(Image element box entries)

++++++

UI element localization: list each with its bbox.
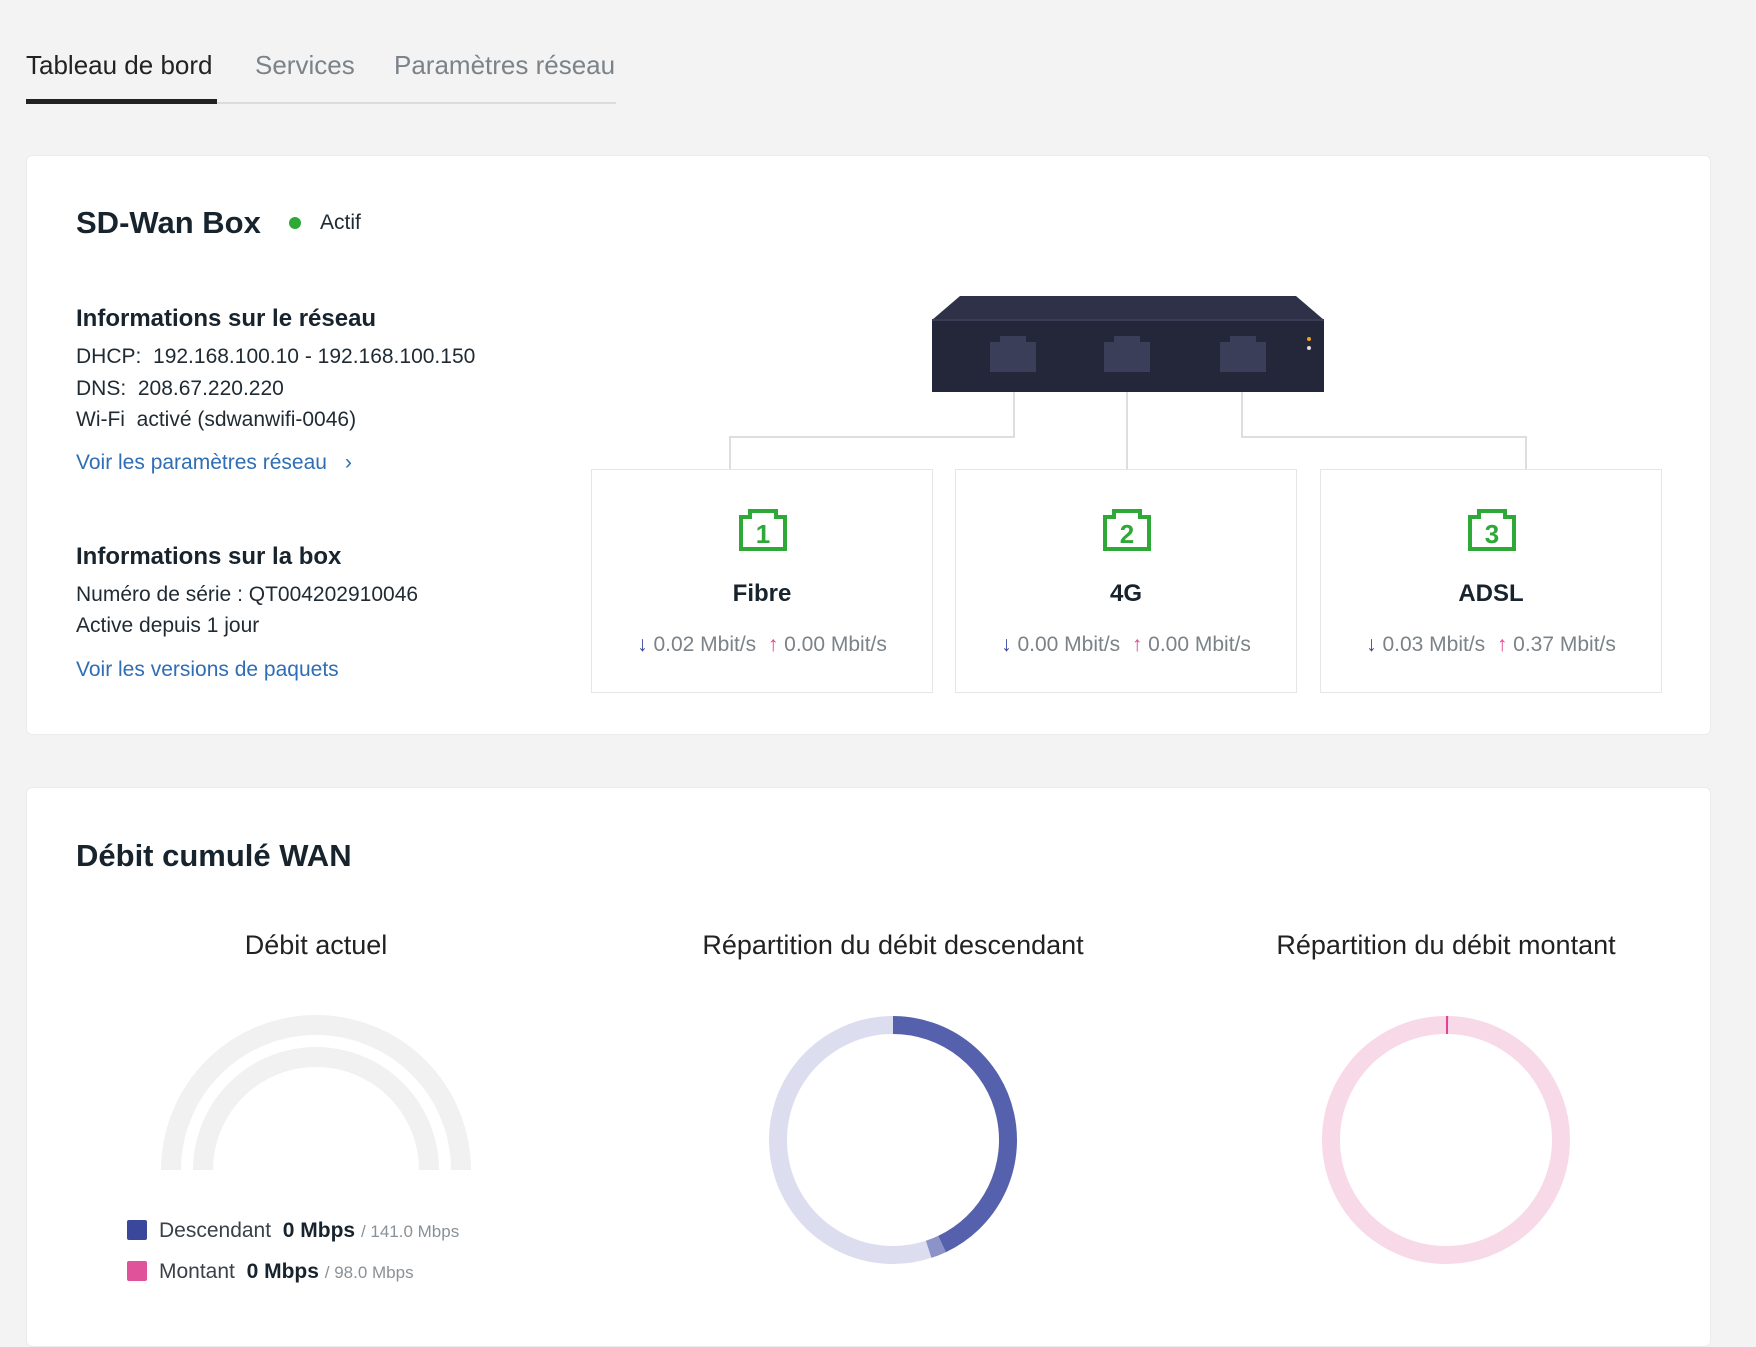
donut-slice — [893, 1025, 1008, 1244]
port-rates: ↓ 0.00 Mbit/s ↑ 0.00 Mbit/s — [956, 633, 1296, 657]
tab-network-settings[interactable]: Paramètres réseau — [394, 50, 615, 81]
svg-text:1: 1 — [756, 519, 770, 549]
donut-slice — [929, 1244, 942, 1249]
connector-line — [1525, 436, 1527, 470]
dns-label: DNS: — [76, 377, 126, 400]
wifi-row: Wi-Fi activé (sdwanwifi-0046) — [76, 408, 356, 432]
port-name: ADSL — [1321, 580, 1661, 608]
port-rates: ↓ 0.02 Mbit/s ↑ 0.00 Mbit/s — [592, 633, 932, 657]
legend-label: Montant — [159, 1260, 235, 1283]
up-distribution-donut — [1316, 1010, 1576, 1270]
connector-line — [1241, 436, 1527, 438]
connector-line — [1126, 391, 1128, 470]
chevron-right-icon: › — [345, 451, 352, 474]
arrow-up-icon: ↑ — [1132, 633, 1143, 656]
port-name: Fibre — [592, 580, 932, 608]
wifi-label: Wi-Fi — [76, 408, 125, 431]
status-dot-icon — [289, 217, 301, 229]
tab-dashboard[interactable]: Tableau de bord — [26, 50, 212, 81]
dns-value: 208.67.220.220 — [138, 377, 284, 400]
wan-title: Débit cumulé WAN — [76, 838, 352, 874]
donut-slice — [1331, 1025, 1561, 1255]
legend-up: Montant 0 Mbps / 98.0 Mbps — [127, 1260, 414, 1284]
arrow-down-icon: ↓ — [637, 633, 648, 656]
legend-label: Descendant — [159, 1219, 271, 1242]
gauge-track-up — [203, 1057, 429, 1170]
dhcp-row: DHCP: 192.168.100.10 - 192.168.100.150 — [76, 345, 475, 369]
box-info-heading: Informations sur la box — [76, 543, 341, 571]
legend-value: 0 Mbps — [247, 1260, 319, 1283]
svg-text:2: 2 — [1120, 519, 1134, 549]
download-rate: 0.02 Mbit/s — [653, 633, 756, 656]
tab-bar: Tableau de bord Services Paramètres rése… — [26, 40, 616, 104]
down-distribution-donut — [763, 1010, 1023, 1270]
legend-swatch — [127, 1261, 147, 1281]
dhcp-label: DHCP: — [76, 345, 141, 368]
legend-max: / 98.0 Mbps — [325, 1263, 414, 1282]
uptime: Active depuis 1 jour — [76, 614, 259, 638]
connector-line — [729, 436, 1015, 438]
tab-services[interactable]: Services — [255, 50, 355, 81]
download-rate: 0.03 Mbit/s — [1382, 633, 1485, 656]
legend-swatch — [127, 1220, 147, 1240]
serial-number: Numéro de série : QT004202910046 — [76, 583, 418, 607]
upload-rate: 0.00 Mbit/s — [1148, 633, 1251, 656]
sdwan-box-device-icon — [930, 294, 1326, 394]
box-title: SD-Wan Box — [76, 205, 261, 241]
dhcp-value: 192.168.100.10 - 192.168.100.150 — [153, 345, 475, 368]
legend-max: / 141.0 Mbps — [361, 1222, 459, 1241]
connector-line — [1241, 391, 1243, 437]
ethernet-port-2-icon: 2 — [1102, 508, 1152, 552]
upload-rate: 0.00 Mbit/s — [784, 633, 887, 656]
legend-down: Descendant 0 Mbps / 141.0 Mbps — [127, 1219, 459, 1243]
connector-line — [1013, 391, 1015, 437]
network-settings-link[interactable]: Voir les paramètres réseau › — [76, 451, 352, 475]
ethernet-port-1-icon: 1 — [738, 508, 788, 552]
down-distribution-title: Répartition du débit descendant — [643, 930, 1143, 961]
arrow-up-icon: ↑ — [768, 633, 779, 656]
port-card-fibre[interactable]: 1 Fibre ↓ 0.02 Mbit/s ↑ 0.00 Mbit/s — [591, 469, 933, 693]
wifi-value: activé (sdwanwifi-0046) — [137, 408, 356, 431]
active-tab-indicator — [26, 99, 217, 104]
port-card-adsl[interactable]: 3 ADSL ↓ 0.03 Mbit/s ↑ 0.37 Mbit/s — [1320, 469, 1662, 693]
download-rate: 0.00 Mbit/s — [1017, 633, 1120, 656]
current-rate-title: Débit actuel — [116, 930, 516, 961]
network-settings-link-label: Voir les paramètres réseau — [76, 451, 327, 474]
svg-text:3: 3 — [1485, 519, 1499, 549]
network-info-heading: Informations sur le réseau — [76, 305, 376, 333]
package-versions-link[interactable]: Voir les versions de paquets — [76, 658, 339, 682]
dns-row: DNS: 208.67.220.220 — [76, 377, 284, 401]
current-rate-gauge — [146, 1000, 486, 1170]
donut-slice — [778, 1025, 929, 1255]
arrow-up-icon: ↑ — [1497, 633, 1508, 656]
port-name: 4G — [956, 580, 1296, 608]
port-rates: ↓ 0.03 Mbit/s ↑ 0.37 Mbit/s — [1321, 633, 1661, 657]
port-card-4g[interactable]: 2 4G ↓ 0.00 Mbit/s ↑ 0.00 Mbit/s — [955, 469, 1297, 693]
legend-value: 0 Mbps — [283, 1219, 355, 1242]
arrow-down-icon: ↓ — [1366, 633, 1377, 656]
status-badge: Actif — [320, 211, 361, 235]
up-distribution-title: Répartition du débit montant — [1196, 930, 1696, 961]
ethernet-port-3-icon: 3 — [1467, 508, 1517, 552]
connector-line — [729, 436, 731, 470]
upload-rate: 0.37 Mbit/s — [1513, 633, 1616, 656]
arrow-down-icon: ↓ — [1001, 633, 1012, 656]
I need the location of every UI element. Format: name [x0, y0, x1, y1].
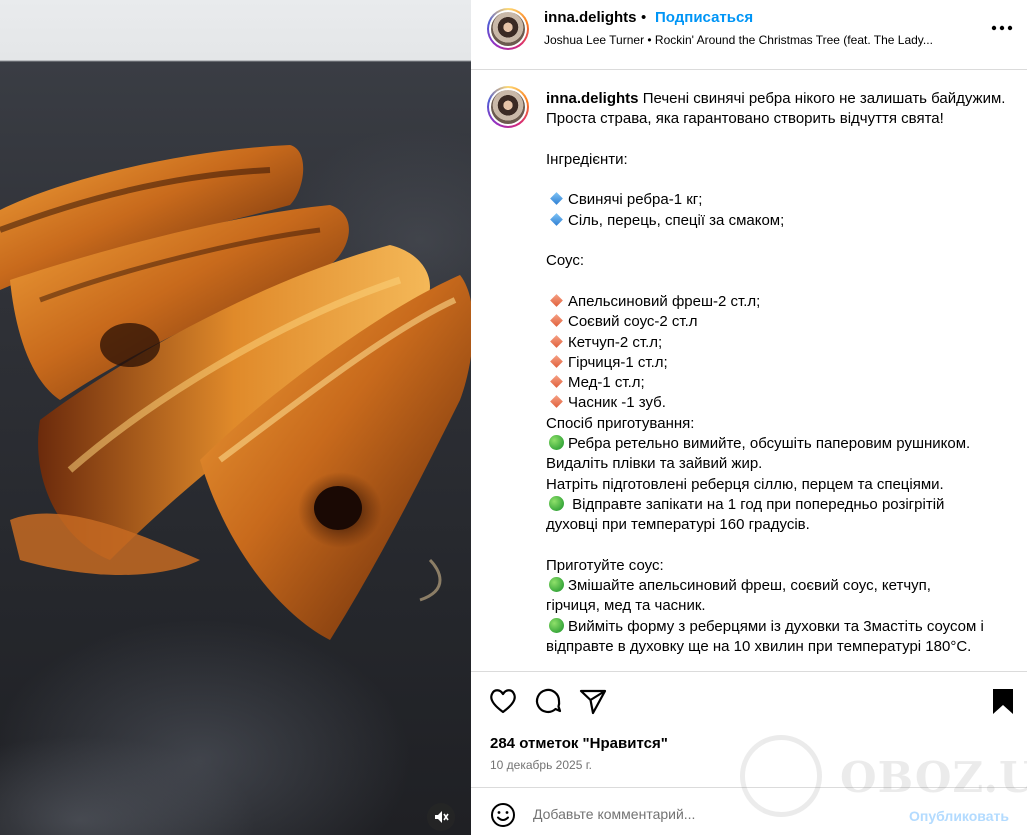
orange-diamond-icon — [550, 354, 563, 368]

++++++

> Task requirements: Copy out the entries above unchanged, beginning with the line that contains "donut-slice — [893, 1025, 1008, 1244]" and continuing through the line that contains "legend-max: / 98.0".

> Response to the task:
donut-slice — [893, 1025, 1008, 1244]
port-rates: ↓ 0.00 Mbit/s ↑ 0.00 Mbit/s — [956, 633, 1296, 657]
tab-network-settings[interactable]: Paramètres réseau — [394, 50, 615, 81]
svg-text:1: 1 — [756, 519, 770, 549]
donut-slice — [929, 1244, 942, 1249]
connector-line — [1525, 436, 1527, 470]
dns-label: DNS: — [76, 377, 126, 400]
wifi-row: Wi-Fi activé (sdwanwifi-0046) — [76, 408, 356, 432]
port-name: ADSL — [1321, 580, 1661, 608]
port-rates: ↓ 0.02 Mbit/s ↑ 0.00 Mbit/s — [592, 633, 932, 657]
legend-label: Montant — [159, 1260, 235, 1283]
up-distribution-donut — [1316, 1010, 1576, 1270]
connector-line — [1241, 436, 1527, 438]
connector-line — [1126, 391, 1128, 470]
chevron-right-icon: › — [345, 451, 352, 474]
arrow-up-icon: ↑ — [1132, 633, 1143, 656]
port-name: Fibre — [592, 580, 932, 608]
wifi-label: Wi-Fi — [76, 408, 125, 431]
status-dot-icon — [289, 217, 301, 229]
tab-dashboard[interactable]: Tableau de bord — [26, 50, 212, 81]
dns-value: 208.67.220.220 — [138, 377, 284, 400]
wan-title: Débit cumulé WAN — [76, 838, 352, 874]
donut-slice — [1331, 1025, 1561, 1255]
legend-up: Montant 0 Mbps / 98.0 Mbps — [127, 1260, 414, 1284]
arrow-down-icon: ↓ — [637, 633, 648, 656]
legend-label: Descendant — [159, 1219, 271, 1242]
gauge-track-up — [203, 1057, 429, 1170]
dhcp-row: DHCP: 192.168.100.10 - 192.168.100.150 — [76, 345, 475, 369]
box-info-heading: Informations sur la box — [76, 543, 341, 571]
legend-value: 0 Mbps — [247, 1260, 319, 1283]
svg-text:2: 2 — [1120, 519, 1134, 549]
download-rate: 0.02 Mbit/s — [653, 633, 756, 656]
tab-bar: Tableau de bord Services Paramètres rése… — [26, 40, 616, 104]
down-distribution-donut — [763, 1010, 1023, 1270]
legend-swatch — [127, 1261, 147, 1281]
dhcp-label: DHCP: — [76, 345, 141, 368]
legend-max: / 98.0 Mbps — [325, 1263, 414, 1282]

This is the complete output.